→ **EXERCISE GOAL**
Locate every line in the material below that has the word "tâche". Copy each of those lines.

→ **INPUT FOR THIS TASK**
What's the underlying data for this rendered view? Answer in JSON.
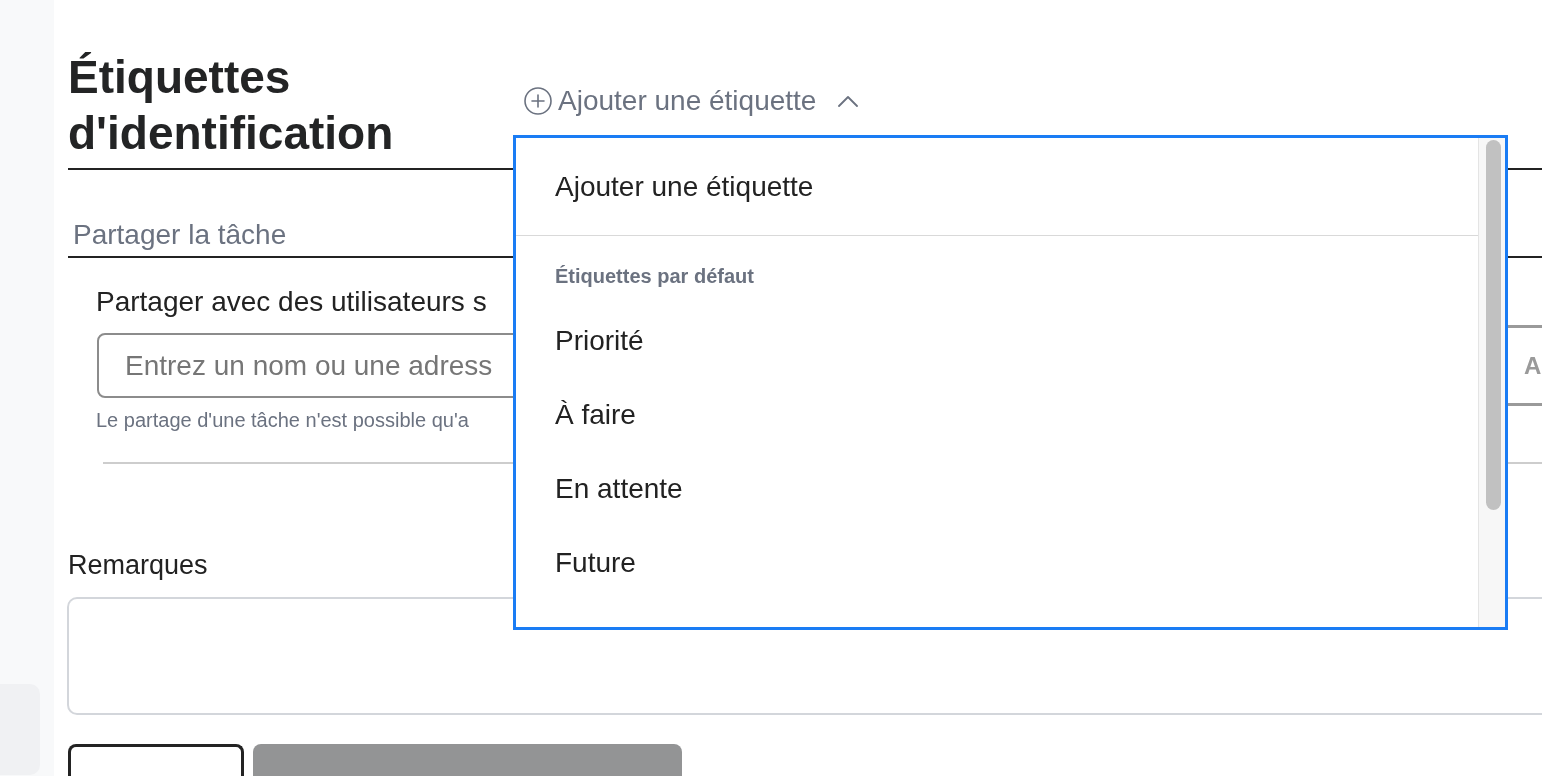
{
  "heading": {
    "title": "Étiquettes d'identification"
  },
  "tag_menu": {
    "toggle_label": "Ajouter une étiquette",
    "expanded": true,
    "add_item": "Ajouter une étiquette",
    "section_header": "Étiquettes par défaut",
    "items": [
      "Priorité",
      "À faire",
      "En attente",
      "Future"
    ]
  },
  "share": {
    "title": "Partager la tâche",
    "label": "Partager avec des utilisateurs s",
    "input": {
      "placeholder": "Entrez un nom ou une adress"
    },
    "button": {
      "label": "A",
      "disabled": true
    },
    "hint": "Le partage d'une tâche n'est possible qu'a"
  },
  "remarks": {
    "label": "Remarques"
  },
  "buttons": [
    {
      "kind": "outline"
    },
    {
      "kind": "filled",
      "disabled": true
    }
  ]
}
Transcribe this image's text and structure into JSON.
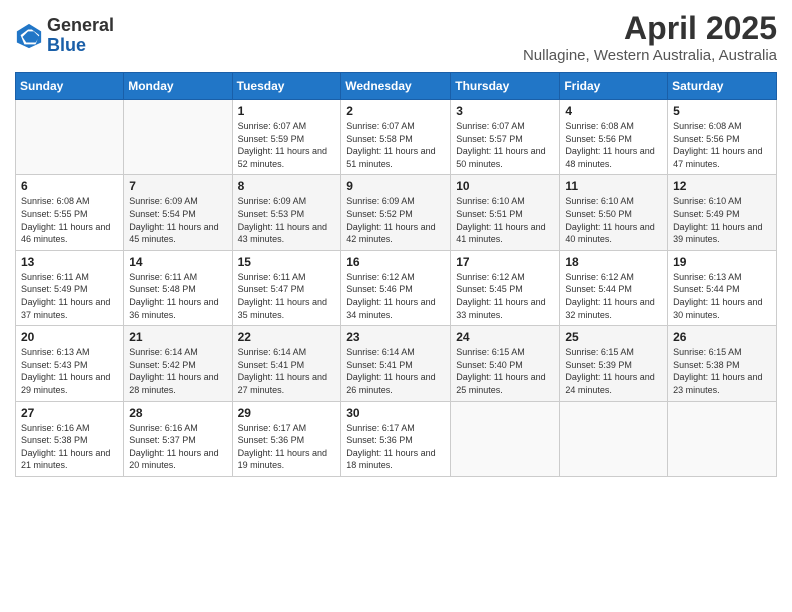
{
  "header": {
    "logo_general": "General",
    "logo_blue": "Blue",
    "month_year": "April 2025",
    "location": "Nullagine, Western Australia, Australia"
  },
  "calendar": {
    "days_of_week": [
      "Sunday",
      "Monday",
      "Tuesday",
      "Wednesday",
      "Thursday",
      "Friday",
      "Saturday"
    ],
    "weeks": [
      [
        {
          "day": "",
          "info": ""
        },
        {
          "day": "",
          "info": ""
        },
        {
          "day": "1",
          "info": "Sunrise: 6:07 AM\nSunset: 5:59 PM\nDaylight: 11 hours and 52 minutes."
        },
        {
          "day": "2",
          "info": "Sunrise: 6:07 AM\nSunset: 5:58 PM\nDaylight: 11 hours and 51 minutes."
        },
        {
          "day": "3",
          "info": "Sunrise: 6:07 AM\nSunset: 5:57 PM\nDaylight: 11 hours and 50 minutes."
        },
        {
          "day": "4",
          "info": "Sunrise: 6:08 AM\nSunset: 5:56 PM\nDaylight: 11 hours and 48 minutes."
        },
        {
          "day": "5",
          "info": "Sunrise: 6:08 AM\nSunset: 5:56 PM\nDaylight: 11 hours and 47 minutes."
        }
      ],
      [
        {
          "day": "6",
          "info": "Sunrise: 6:08 AM\nSunset: 5:55 PM\nDaylight: 11 hours and 46 minutes."
        },
        {
          "day": "7",
          "info": "Sunrise: 6:09 AM\nSunset: 5:54 PM\nDaylight: 11 hours and 45 minutes."
        },
        {
          "day": "8",
          "info": "Sunrise: 6:09 AM\nSunset: 5:53 PM\nDaylight: 11 hours and 43 minutes."
        },
        {
          "day": "9",
          "info": "Sunrise: 6:09 AM\nSunset: 5:52 PM\nDaylight: 11 hours and 42 minutes."
        },
        {
          "day": "10",
          "info": "Sunrise: 6:10 AM\nSunset: 5:51 PM\nDaylight: 11 hours and 41 minutes."
        },
        {
          "day": "11",
          "info": "Sunrise: 6:10 AM\nSunset: 5:50 PM\nDaylight: 11 hours and 40 minutes."
        },
        {
          "day": "12",
          "info": "Sunrise: 6:10 AM\nSunset: 5:49 PM\nDaylight: 11 hours and 39 minutes."
        }
      ],
      [
        {
          "day": "13",
          "info": "Sunrise: 6:11 AM\nSunset: 5:49 PM\nDaylight: 11 hours and 37 minutes."
        },
        {
          "day": "14",
          "info": "Sunrise: 6:11 AM\nSunset: 5:48 PM\nDaylight: 11 hours and 36 minutes."
        },
        {
          "day": "15",
          "info": "Sunrise: 6:11 AM\nSunset: 5:47 PM\nDaylight: 11 hours and 35 minutes."
        },
        {
          "day": "16",
          "info": "Sunrise: 6:12 AM\nSunset: 5:46 PM\nDaylight: 11 hours and 34 minutes."
        },
        {
          "day": "17",
          "info": "Sunrise: 6:12 AM\nSunset: 5:45 PM\nDaylight: 11 hours and 33 minutes."
        },
        {
          "day": "18",
          "info": "Sunrise: 6:12 AM\nSunset: 5:44 PM\nDaylight: 11 hours and 32 minutes."
        },
        {
          "day": "19",
          "info": "Sunrise: 6:13 AM\nSunset: 5:44 PM\nDaylight: 11 hours and 30 minutes."
        }
      ],
      [
        {
          "day": "20",
          "info": "Sunrise: 6:13 AM\nSunset: 5:43 PM\nDaylight: 11 hours and 29 minutes."
        },
        {
          "day": "21",
          "info": "Sunrise: 6:14 AM\nSunset: 5:42 PM\nDaylight: 11 hours and 28 minutes."
        },
        {
          "day": "22",
          "info": "Sunrise: 6:14 AM\nSunset: 5:41 PM\nDaylight: 11 hours and 27 minutes."
        },
        {
          "day": "23",
          "info": "Sunrise: 6:14 AM\nSunset: 5:41 PM\nDaylight: 11 hours and 26 minutes."
        },
        {
          "day": "24",
          "info": "Sunrise: 6:15 AM\nSunset: 5:40 PM\nDaylight: 11 hours and 25 minutes."
        },
        {
          "day": "25",
          "info": "Sunrise: 6:15 AM\nSunset: 5:39 PM\nDaylight: 11 hours and 24 minutes."
        },
        {
          "day": "26",
          "info": "Sunrise: 6:15 AM\nSunset: 5:38 PM\nDaylight: 11 hours and 23 minutes."
        }
      ],
      [
        {
          "day": "27",
          "info": "Sunrise: 6:16 AM\nSunset: 5:38 PM\nDaylight: 11 hours and 21 minutes."
        },
        {
          "day": "28",
          "info": "Sunrise: 6:16 AM\nSunset: 5:37 PM\nDaylight: 11 hours and 20 minutes."
        },
        {
          "day": "29",
          "info": "Sunrise: 6:17 AM\nSunset: 5:36 PM\nDaylight: 11 hours and 19 minutes."
        },
        {
          "day": "30",
          "info": "Sunrise: 6:17 AM\nSunset: 5:36 PM\nDaylight: 11 hours and 18 minutes."
        },
        {
          "day": "",
          "info": ""
        },
        {
          "day": "",
          "info": ""
        },
        {
          "day": "",
          "info": ""
        }
      ]
    ]
  }
}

→ **TASK OUTPUT**
    "title": "Partager la tâche",
    "hint": "Le partage d'une tâche n'est possible qu'a"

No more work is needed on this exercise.